### WHAT YOU ARE ASKED TO DO
Would you restate every entry below word for word? Leave out the pictures.

*** Opening of AVAILABLE RECORDS ***

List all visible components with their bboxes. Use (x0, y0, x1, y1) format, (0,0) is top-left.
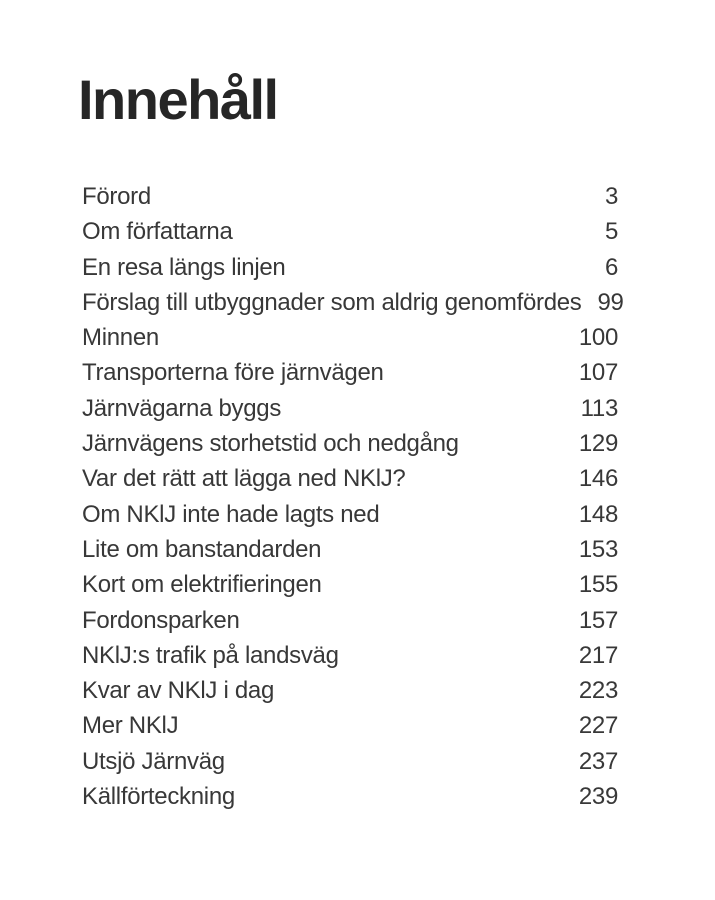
toc-entry (82, 744, 618, 779)
toc-entry-title: Kvar av NKlJ i dag (82, 677, 275, 705)
toc-entry (82, 567, 618, 602)
toc-entry-page: 239 (578, 783, 618, 811)
toc-entry (82, 391, 618, 426)
page-title: Innehåll (78, 68, 278, 131)
toc-entry-title: En resa längs linjen (82, 253, 286, 281)
toc-entry-title: Källförteckning (82, 783, 235, 811)
toc-entry-title: Minnen (82, 324, 159, 352)
toc-entry (82, 355, 618, 390)
toc-entry-page: 237 (578, 747, 618, 775)
toc-entry-title: Lite om banstandarden (82, 535, 322, 563)
toc-entry (82, 214, 618, 249)
toc-entry-page: 99 (597, 288, 624, 316)
toc-entry-page: 113 (580, 394, 618, 422)
toc-entry (82, 603, 618, 638)
toc-entry-page: 146 (578, 465, 618, 493)
toc-entry (82, 497, 618, 532)
toc-entry (82, 532, 618, 567)
toc-entry-page: 217 (578, 641, 618, 669)
toc-entry (82, 779, 618, 814)
toc-entry-title: Om NKlJ inte hade lagts ned (82, 500, 380, 528)
toc-entry (82, 638, 618, 673)
toc-entry-title: NKlJ:s trafik på landsväg (82, 641, 339, 669)
toc-entry (82, 426, 618, 461)
toc-entry-page: 129 (578, 430, 618, 458)
toc-entry-title: Utsjö Järnväg (82, 747, 225, 775)
toc-entry (82, 673, 618, 708)
toc-entry-title: Var det rätt att lägga ned NKlJ? (82, 465, 406, 493)
toc-entry (82, 179, 618, 214)
toc-entry (82, 461, 618, 496)
toc-entry-page: 5 (604, 218, 618, 246)
toc-entry-title: Kort om elektrifieringen (82, 571, 322, 599)
toc-entry (82, 250, 618, 285)
toc-entry-page: 100 (578, 324, 618, 352)
toc-entry-title: Förslag till utbyggnader som aldrig genomfördes (82, 288, 582, 316)
toc-entry (82, 708, 618, 743)
toc-entry-title: Transporterna före järnvägen (82, 359, 384, 387)
toc-entry (82, 320, 618, 355)
toc-entry-page: 153 (578, 535, 618, 563)
toc-entry-title: Mer NKlJ (82, 712, 179, 740)
toc-entry-page: 107 (578, 359, 618, 387)
toc-entry (82, 285, 624, 320)
toc-entry-page: 223 (578, 677, 618, 705)
toc-entry-title: Om författarna (82, 218, 233, 246)
toc-entry-page: 227 (578, 712, 618, 740)
toc-entry-title: Förord (82, 183, 151, 210)
toc-entry-title: Järnvägens storhetstid och nedgång (82, 430, 459, 458)
toc-entry-title: Järnvägarna byggs (82, 394, 282, 422)
toc-entry-page: 6 (604, 253, 618, 281)
toc-list (82, 179, 624, 814)
toc-entry-page: 155 (578, 571, 618, 599)
toc-entry-page: 148 (578, 500, 618, 528)
toc-entry-page: 157 (578, 606, 618, 634)
toc-entry-title: Fordonsparken (82, 606, 240, 634)
toc-entry-page: 3 (604, 183, 618, 210)
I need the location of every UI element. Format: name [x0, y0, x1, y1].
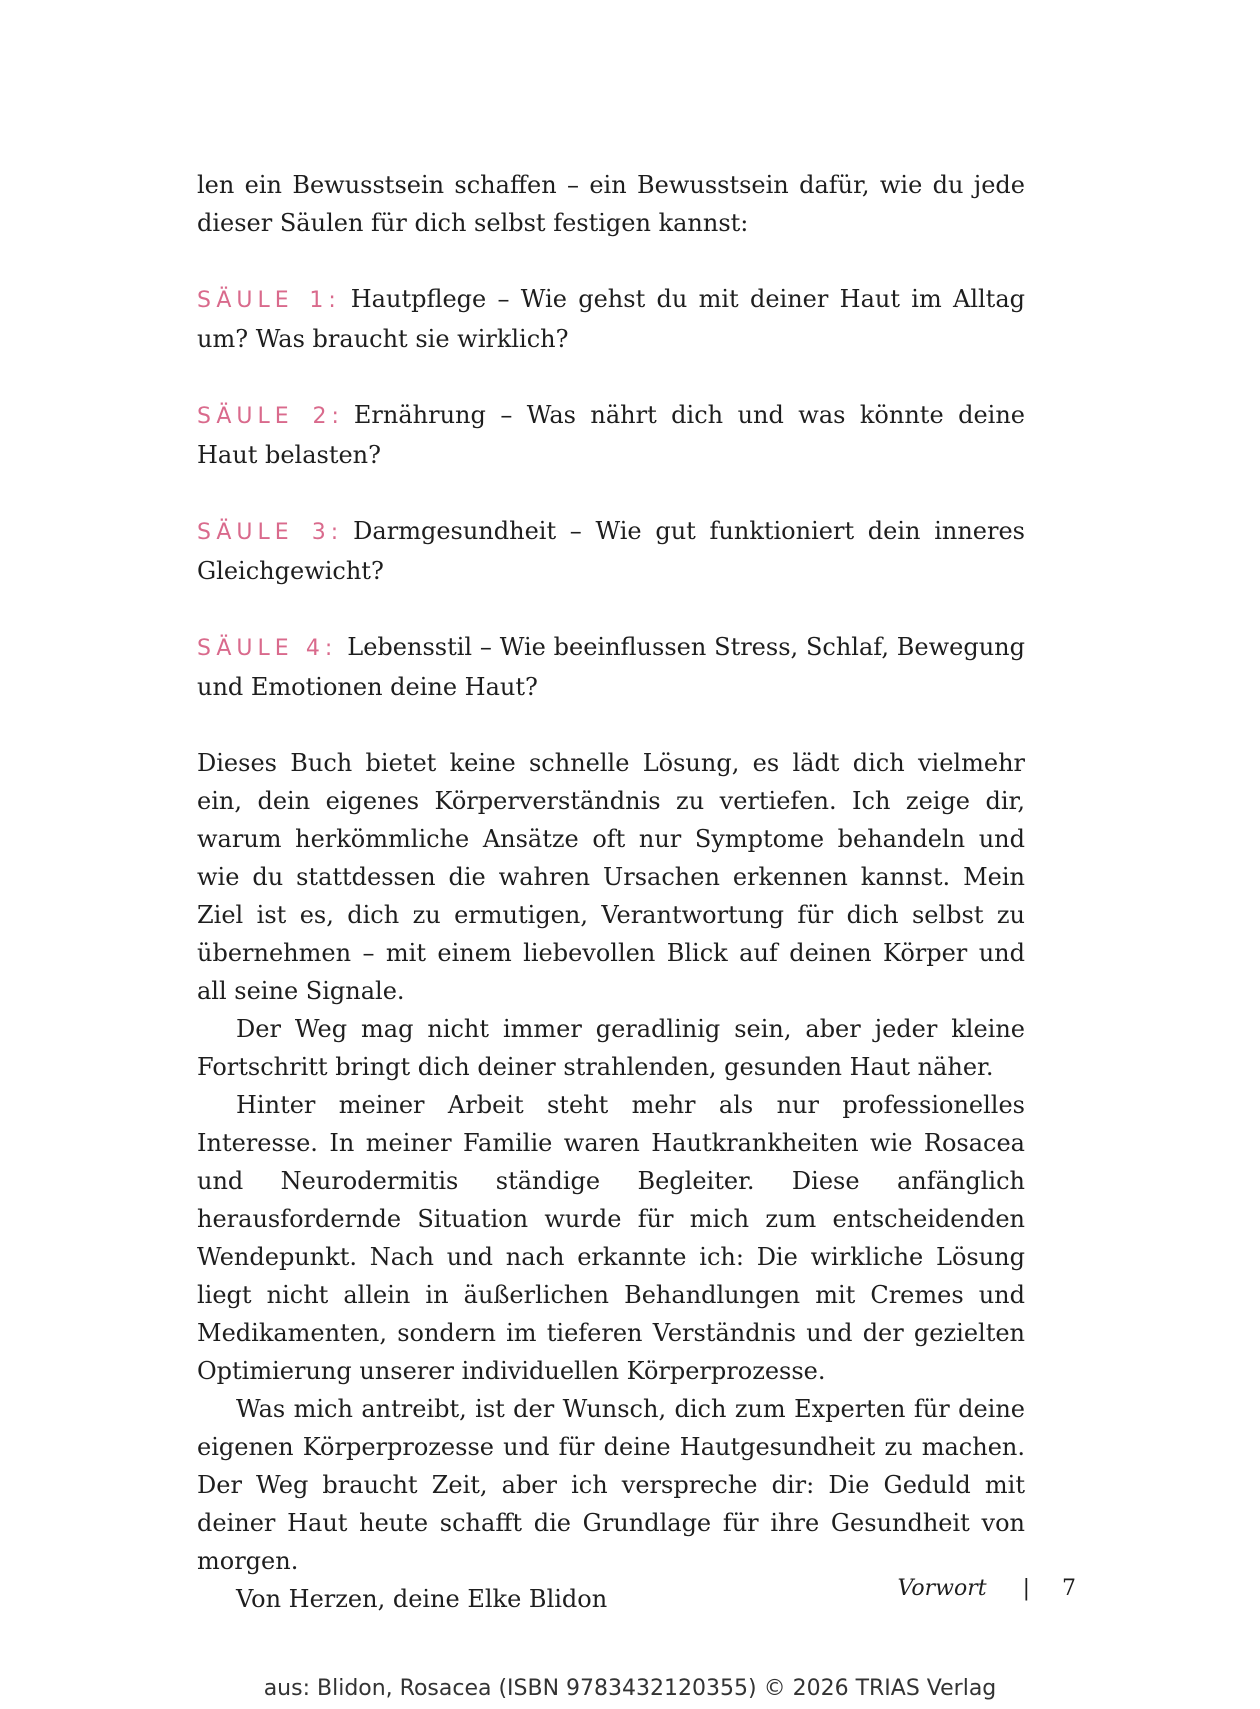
page-number: 7 — [1062, 1576, 1076, 1601]
body-paragraph: Hinter meiner Arbeit steht mehr als nur professionelles Interesse. In meiner Familie waren Hautkrankheiten wie Rosacea und Neurodermitis ständige Begleiter. Diese anfänglich herausfordernde Situation wurde für mich zum entscheidenden Wendepunkt. Nach und nach erkannte ich: Die wirkliche Lösung liegt nicht allein in äußerlichen Behandlungen mit Cremes und Medikamenten, sondern im tieferen Verständnis und der gezielten Optimierung unserer individuellen Körperprozesse. — [197, 1091, 1025, 1385]
pillar-3 — [197, 512, 1025, 590]
footer-separator: | — [1022, 1576, 1030, 1601]
running-footer-section: Vorwort — [897, 1576, 987, 1601]
pillar-label: SÄULE 1: — [197, 288, 341, 313]
pillar-label: SÄULE 2: — [197, 404, 344, 429]
body-paragraph: Was mich antreibt, ist der Wunsch, dich zum Experten für deine eigenen Körperprozesse und für deine Hautgesundheit zu machen. Der Weg braucht Zeit, aber ich verspreche dir: Die Geduld mit deiner Haut heute schafft die Grundlage für ihre Gesundheit von morgen. — [197, 1395, 1025, 1575]
pillar-text: Ernährung – Was nährt dich und was könnte deine Haut belasten? — [197, 401, 1025, 469]
pillar-label: SÄULE 4: — [197, 636, 338, 661]
pillar-label: SÄULE 3: — [197, 520, 344, 545]
pillar-text: Darmgesundheit – Wie gut funktioniert dein inneres Gleichgewicht? — [197, 517, 1025, 585]
pillar-text: Hautpflege – Wie gehst du mit deiner Haut im Alltag um? Was braucht sie wirklich? — [197, 285, 1025, 353]
intro-paragraph: len ein Bewusstsein schaffen – ein Bewusstsein dafür, wie du jede dieser Säulen für dich selbst festigen kannst: — [197, 171, 1025, 237]
pillar-4 — [197, 628, 1025, 706]
pillar-text: Lebensstil – Wie beeinflussen Stress, Schlaf, Bewegung und Emotionen deine Haut? — [197, 633, 1025, 701]
signature-line: Von Herzen, deine Elke Blidon — [236, 1585, 608, 1613]
pillar-2 — [197, 396, 1025, 474]
page-footer — [898, 1576, 1077, 1601]
body-paragraph: Der Weg mag nicht immer geradlinig sein, aber jeder kleine Fortschritt bringt dich deiner strahlenden, gesunden Haut näher. — [197, 1015, 1025, 1081]
copyright-notice: aus: Blidon, Rosacea (ISBN 9783432120355) © 2026 TRIAS Verlag — [263, 1676, 997, 1701]
pillar-1 — [197, 280, 1025, 358]
body-paragraph: Dieses Buch bietet keine schnelle Lösung, es lädt dich vielmehr ein, dein eigenes Körperverständnis zu vertiefen. Ich zeige dir, warum herkömmliche Ansätze oft nur Symptome behandeln und wie du stattdessen die wahren Ursachen erkennen kannst. Mein Ziel ist es, dich zu ermutigen, Verantwortung für dich selbst zu übernehmen – mit einem liebevollen Blick auf deinen Körper und all seine Signale. — [197, 749, 1025, 1005]
page-body — [197, 166, 1025, 1618]
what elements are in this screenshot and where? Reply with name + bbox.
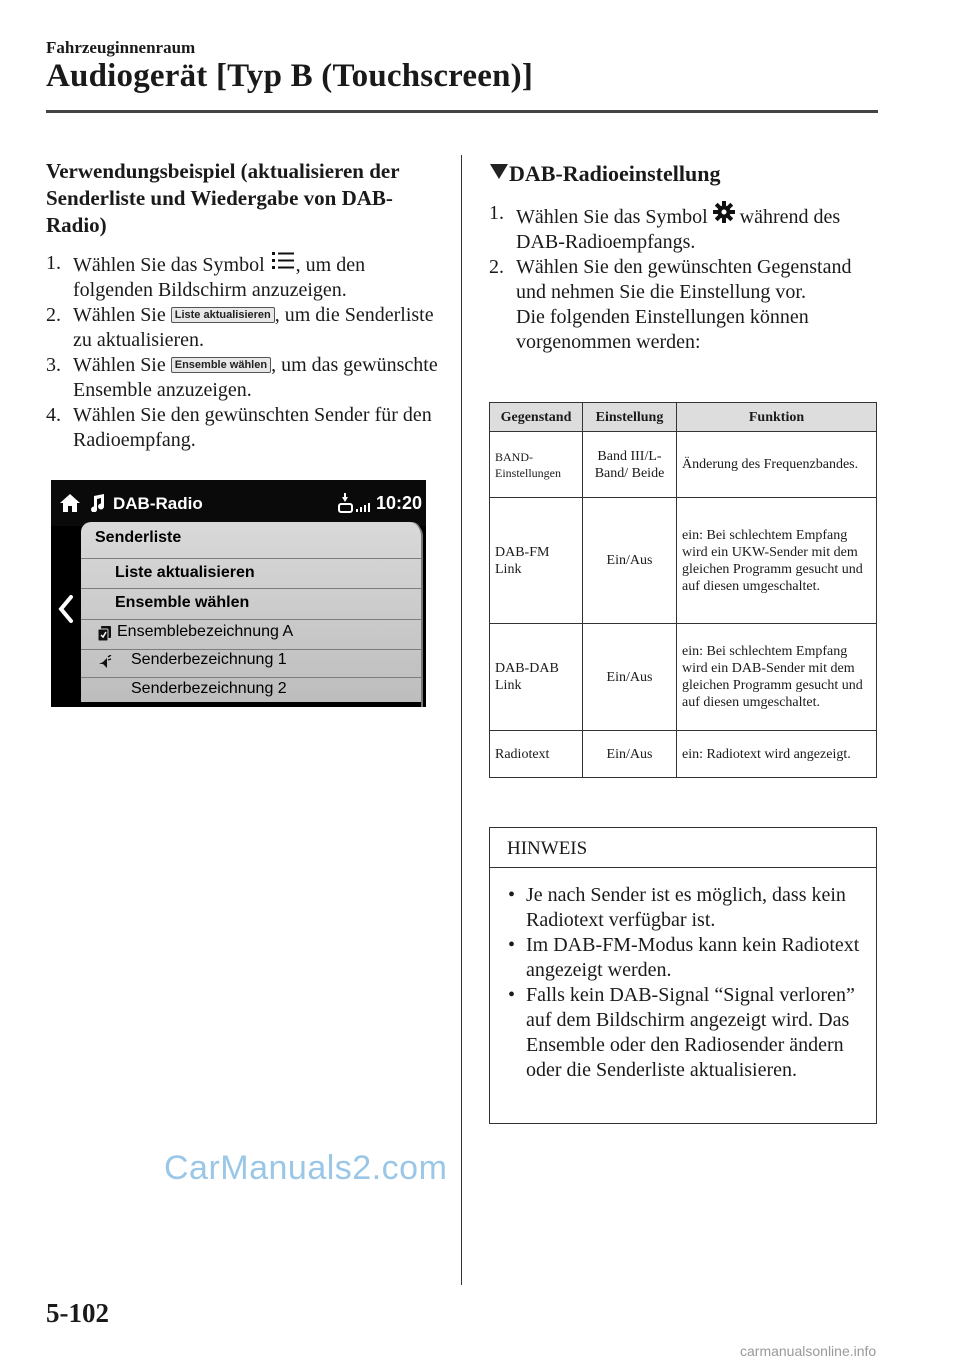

*** Close of AVAILABLE RECORDS ***

### SOLUTION TO THE EXERCISE
List all visible components with their bboxes. Use (x0, y0, x1, y1) format, (0,0) is top-left.
toc-entry (82, 744, 618, 779)
toc-entry-title: Kvar av NKlJ i dag (82, 677, 275, 705)
toc-entry (82, 567, 618, 602)
toc-entry-page: 239 (578, 783, 618, 811)
toc-entry (82, 391, 618, 426)
page-title: Innehåll (78, 68, 278, 131)
toc-entry-title: En resa längs linjen (82, 253, 286, 281)
toc-entry-title: Källförteckning (82, 783, 235, 811)
toc-entry-title: Minnen (82, 324, 159, 352)
toc-entry (82, 355, 618, 390)
toc-entry-page: 237 (578, 747, 618, 775)
toc-entry-title: Lite om banstandarden (82, 535, 322, 563)
toc-entry (82, 214, 618, 249)
toc-entry-page: 99 (597, 288, 624, 316)
toc-entry-page: 113 (580, 394, 618, 422)
toc-entry (82, 603, 618, 638)
toc-entry-page: 146 (578, 465, 618, 493)
toc-entry (82, 497, 618, 532)
toc-entry (82, 532, 618, 567)
toc-entry-page: 217 (578, 641, 618, 669)
toc-entry (82, 779, 618, 814)
toc-entry-title: Om NKlJ inte hade lagts ned (82, 500, 380, 528)
toc-entry (82, 638, 618, 673)
toc-entry-title: NKlJ:s trafik på landsväg (82, 641, 339, 669)
toc-entry (82, 426, 618, 461)
toc-entry-page: 129 (578, 430, 618, 458)
toc-entry-title: Utsjö Järnväg (82, 747, 225, 775)
toc-entry (82, 673, 618, 708)
toc-entry-title: Var det rätt att lägga ned NKlJ? (82, 465, 406, 493)
toc-entry (82, 179, 618, 214)
toc-entry (82, 461, 618, 496)
toc-entry-page: 5 (604, 218, 618, 246)
toc-entry-title: Kort om elektrifieringen (82, 571, 322, 599)
toc-entry (82, 250, 618, 285)
toc-entry-page: 100 (578, 324, 618, 352)
toc-entry-title: Förslag till utbyggnader som aldrig genomfördes (82, 288, 582, 316)
toc-entry (82, 708, 618, 743)
toc-entry-title: Transporterna före järnvägen (82, 359, 384, 387)
toc-entry (82, 320, 618, 355)
toc-entry-page: 153 (578, 535, 618, 563)
toc-entry-title: Mer NKlJ (82, 712, 179, 740)
toc-entry-page: 107 (578, 359, 618, 387)
toc-entry (82, 285, 624, 320)
toc-entry-page: 223 (578, 677, 618, 705)
toc-entry-title: Om författarna (82, 218, 233, 246)
toc-entry-page: 227 (578, 712, 618, 740)
toc-entry-title: Förord (82, 183, 151, 210)
toc-entry-title: Järnvägens storhetstid och nedgång (82, 430, 459, 458)
toc-entry-title: Järnvägarna byggs (82, 394, 282, 422)
toc-entry-page: 6 (604, 253, 618, 281)
toc-list (82, 179, 624, 814)
toc-entry-page: 155 (578, 571, 618, 599)
toc-entry-page: 148 (578, 500, 618, 528)
toc-entry-page: 157 (578, 606, 618, 634)
toc-entry-title: Fordonsparken (82, 606, 240, 634)
toc-entry-page: 3 (604, 183, 618, 210)
I need the location of every UI element. Format: name [x0, y0, x1, y1].
page-number: 7 — [1062, 1576, 1076, 1601]
body-paragraph: Hinter meiner Arbeit steht mehr als nur professionelles Interesse. In meiner Familie waren Hautkrankheiten wie Rosacea und Neurodermitis ständige Begleiter. Diese anfänglich herausfordernde Situation wurde für mich zum entscheidenden Wendepunkt. Nach und nach erkannte ich: Die wirkliche Lösung liegt nicht allein in äußerlichen Behandlungen mit Cremes und Medikamenten, sondern im tieferen Verständnis und der gezielten Optimierung unserer individuellen Körperprozesse. — [197, 1091, 1025, 1385]
pillar-3 — [197, 512, 1025, 590]
footer-separator: | — [1022, 1576, 1030, 1601]
running-footer-section: Vorwort — [897, 1576, 987, 1601]
pillar-label: SÄULE 1: — [197, 288, 341, 313]
pillar-label: SÄULE 2: — [197, 404, 344, 429]
body-paragraph: Was mich antreibt, ist der Wunsch, dich zum Experten für deine eigenen Körperprozesse und für deine Hautgesundheit zu machen. Der Weg braucht Zeit, aber ich verspreche dir: Die Geduld mit deiner Haut heute schafft die Grundlage für ihre Gesundheit von morgen. — [197, 1395, 1025, 1575]
pillar-text: Ernährung – Was nährt dich und was könnte deine Haut belasten? — [197, 401, 1025, 469]
pillar-label: SÄULE 4: — [197, 636, 338, 661]
pillar-label: SÄULE 3: — [197, 520, 344, 545]
pillar-text: Darmgesundheit – Wie gut funktioniert dein inneres Gleichgewicht? — [197, 517, 1025, 585]
pillar-text: Hautpflege – Wie gehst du mit deiner Haut im Alltag um? Was braucht sie wirklich? — [197, 285, 1025, 353]
intro-paragraph: len ein Bewusstsein schaffen – ein Bewusstsein dafür, wie du jede dieser Säulen für dich selbst festigen kannst: — [197, 171, 1025, 237]
pillar-4 — [197, 628, 1025, 706]
pillar-text: Lebensstil – Wie beeinflussen Stress, Schlaf, Bewegung und Emotionen deine Haut? — [197, 633, 1025, 701]
signature-line: Von Herzen, deine Elke Blidon — [236, 1585, 608, 1613]
pillar-2 — [197, 396, 1025, 474]
page-footer — [898, 1576, 1077, 1601]
body-paragraph: Der Weg mag nicht immer geradlinig sein, aber jeder kleine Fortschritt bringt dich deiner strahlenden, gesunden Haut näher. — [197, 1015, 1025, 1081]
copyright-notice: aus: Blidon, Rosacea (ISBN 9783432120355) © 2026 TRIAS Verlag — [263, 1676, 997, 1701]
pillar-1 — [197, 280, 1025, 358]
body-paragraph: Dieses Buch bietet keine schnelle Lösung, es lädt dich vielmehr ein, dein eigenes Körperverständnis zu vertiefen. Ich zeige dir, warum herkömmliche Ansätze oft nur Symptome behandeln und wie du stattdessen die wahren Ursachen erkennen kannst. Mein Ziel ist es, dich zu ermutigen, Verantwortung für dich selbst zu übernehmen – mit einem liebevollen Blick auf deinen Körper und all seine Signale. — [197, 749, 1025, 1005]
page-body — [197, 166, 1025, 1618]
what elements are in this screenshot and where? Reply with name + bbox.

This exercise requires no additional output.